■ **Required task 1**:
Pull out every line of the records that contains the string "legend", matching upper and lower case exactly.

This is the mail archive of the
libc-alpha@sourceware.org
mailing list for the glibc project.
Re: [PATCH] [BZ 17588 13064] Update UTF-8 charmap and width to Unicode 7.0.0
- From: "Carlos O'Donell" <carlos at redhat dot com>
- To: Alexandre Oliva <aoliva at redhat dot com>
- Cc: Joseph Myers <joseph at codesourcery dot com>, Pravin Satpute <psatpute at redhat dot com>, Siddhesh Poyarekar <siddhesh at redhat dot com>, Mike FABIAN <mfabian at redhat dot com>, libc-alpha at sourceware dot org, Jens Petersen <petersen at redhat dot com>
- Date: Mon, 23 Feb 2015 09:25:58 -0500
- Subject: Re: [PATCH] [BZ 17588 13064] Update UTF-8 charmap and width to Unicode 7.0.0
- Authentication-results: sourceware.org; auth=none
- References: <573624784 dot 8871393 dot 1416848051220 dot JavaMail dot zimbra at redhat dot com> <orzjb3o7yf dot fsf at free dot home> <s9dy4qir6fu dot fsf at ari dot site> <orfvce7y90 dot fsf at free dot home> <s9d388duu5r dot fsf at ari dot site> <orioh35mbq dot fsf at free dot home> <20141223111038 dot GA5172 at spoyarek dot pnq dot redhat dot com> <119234933 dot 5523688 dot 1422972847328 dot JavaMail dot zimbra at redhat dot com> <or7fvnlbeo dot fsf at livre dot home> <orwq3njuvc dot fsf at livre dot home> <54E23EC9 dot 5020400 at redhat dot com> <ortwyig5xa dot fsf at livre dot home> <alpine dot DEB dot 2 dot 10 dot 1502190055460 dot 24016 at digraph dot polyomino dot org dot uk> <54E79E51 dot 70002 at redhat dot com> <or8ufscg8p dot fsf at livre dot home>
On 02/20/2015 06:31 PM, Alexandre Oliva wrote:
> On Feb 20, 2015, "Carlos O'Donell" <carlos@redhat.com> wrote:
>
>> Thus __STDC_ISO_10646__ should be 201304L (the date that ISO/EC 10646:2012
>> Amd.1 was published).
>
> Fixed in the patch below.
This change looks good to me. OK to commit.

■ **Provided entries**:
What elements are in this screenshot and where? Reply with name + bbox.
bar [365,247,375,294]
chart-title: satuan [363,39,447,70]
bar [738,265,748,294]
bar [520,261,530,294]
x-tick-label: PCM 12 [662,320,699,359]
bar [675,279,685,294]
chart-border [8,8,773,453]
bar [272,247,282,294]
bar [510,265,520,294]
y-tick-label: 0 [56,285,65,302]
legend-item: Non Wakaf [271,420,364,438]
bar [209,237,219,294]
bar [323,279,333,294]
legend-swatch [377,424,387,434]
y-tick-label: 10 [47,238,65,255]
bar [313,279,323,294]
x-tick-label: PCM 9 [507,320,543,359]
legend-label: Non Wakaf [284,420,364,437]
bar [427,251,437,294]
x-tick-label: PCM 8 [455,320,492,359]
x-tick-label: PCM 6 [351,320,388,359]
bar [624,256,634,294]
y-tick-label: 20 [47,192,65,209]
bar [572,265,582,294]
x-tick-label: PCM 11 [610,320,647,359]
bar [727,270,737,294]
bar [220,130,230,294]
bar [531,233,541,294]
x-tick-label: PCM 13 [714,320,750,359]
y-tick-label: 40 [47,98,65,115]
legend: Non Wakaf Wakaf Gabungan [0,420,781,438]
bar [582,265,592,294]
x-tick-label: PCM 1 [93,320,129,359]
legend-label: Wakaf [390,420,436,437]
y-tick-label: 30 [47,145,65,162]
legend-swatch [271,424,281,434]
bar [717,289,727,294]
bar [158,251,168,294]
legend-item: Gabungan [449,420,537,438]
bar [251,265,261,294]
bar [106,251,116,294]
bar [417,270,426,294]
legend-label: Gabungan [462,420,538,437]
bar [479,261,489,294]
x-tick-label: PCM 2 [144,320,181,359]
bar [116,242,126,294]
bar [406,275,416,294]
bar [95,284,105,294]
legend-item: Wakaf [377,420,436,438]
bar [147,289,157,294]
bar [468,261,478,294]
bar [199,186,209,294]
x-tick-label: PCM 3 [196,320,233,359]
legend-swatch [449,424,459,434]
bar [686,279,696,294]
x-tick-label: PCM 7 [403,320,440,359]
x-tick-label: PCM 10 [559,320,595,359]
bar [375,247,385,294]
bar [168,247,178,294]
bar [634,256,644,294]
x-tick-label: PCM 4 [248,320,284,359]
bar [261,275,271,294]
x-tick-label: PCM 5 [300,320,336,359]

■ **Required task 2**:
Carry on the mailing-list reply about the UTF-8 charmap patch, starting right after its last sentence.

■ **Exercise response 1**:
legend-item: Non Wakaf [271,420,364,438]
legend-swatch [377,424,387,434]
legend-label: Non Wakaf [284,420,364,437]
legend: Non Wakaf Wakaf Gabungan [0,420,781,438]
legend-label: Wakaf [390,420,436,437]
legend-swatch [271,424,281,434]
legend-item: Gabungan [449,420,537,438]
legend-label: Gabungan [462,420,538,437]
legend-item: Wakaf [377,420,436,438]
legend-swatch [449,424,459,434]

■ **Exercise response 2**:
> On Feb 19, 2015, Mike FABIAN <mfabian@redhat.com> wrote:
>
>> Mike Frysinger <vapier@gentoo.org> wrote:
>
>>> module level constants should really be in CAPS. and use a tuple to make it
>>> const.
>>> -mike
>
>> https://github.com/pravins/glibc-i18n/commit/53b81c58d220bfbb0e8faf8d4313c705826f4543
>
> Thanks, integrated. I also adjusted the copyright notices to use year
> ranges, as requested.
Thanks.
> On Feb 20, 2015, "Carlos O'Donell" <carlos@redhat.com> wrote:
>
>> One nit:
>
>> -% Character width according to Unicode 5.0.0.
>> +% Character width according to Unicode 7.0.0.
>> % - Default width is 1.
>> % - Double-width characters have width 2; generated from
>> % "grep '^[^;]*;[WF]' EastAsianWidth.txt"
>> -% and "grep '^[^;]*;[^WF]' EastAsianWidth.txt"
>> % - Non-spacing characters have width 0; generated from PropList.txt or
>> % "grep '^[^;]*;[^;]*;[^;]*;[^;]*;NSM;' UnicodeData.txt"
>> % - Format control characters have width 0; generated from
>> % "grep '^[^;]*;[^;]*;Cf;' UnicodeData.txt"
>> -% - Zero width characters have width 0; generated from
>> -% "grep '^[^;]*;ZERO WIDTH ' UnicodeData.txt"
>
>> Why even mention the `grep` to be used to generate this data?
>> It should just say to use the scripts. Nobody should be confused
>> that this data was actually generated by this method. Nor do I want
>> anyone doing it this way ever again.
>
>> Thus shouldn't `write_header_width` simply not output any of this
>> stuff? I understand we're trying to minimize the initial diff, but
>> in cleanup, we should remove all of this and just say:
>
>> "% Character width according to Unicode 7.0.0."
>
> I don't know enough about Unicode to tell whether we've extracted all of
> the width information encoded in it, but I have verified that behavior
> encoded in the python script is equivalent to what is described in the
> comments, so I decided not to act on this right away. I guess we might
> want to tweak the comments to make what's going on clearer, instead of
> just dropping the info, although I wouldn't oppose that either.
>
> Does anyone else have thoughts to share on this?
>
> Mike FABIAN, should you want to tackle this, would you please submit a
> patch to this list, with a proper ChangeLog entry, so that it can be
> installed as written by yourself?
Yes, please take this up with Mike and make sure we clean it up.
My preference is to remove the comment entirely.
> Here's the patch I'm testing. Ok to install?
Yes, OK to install.
> Amendments to Unicode 7 update.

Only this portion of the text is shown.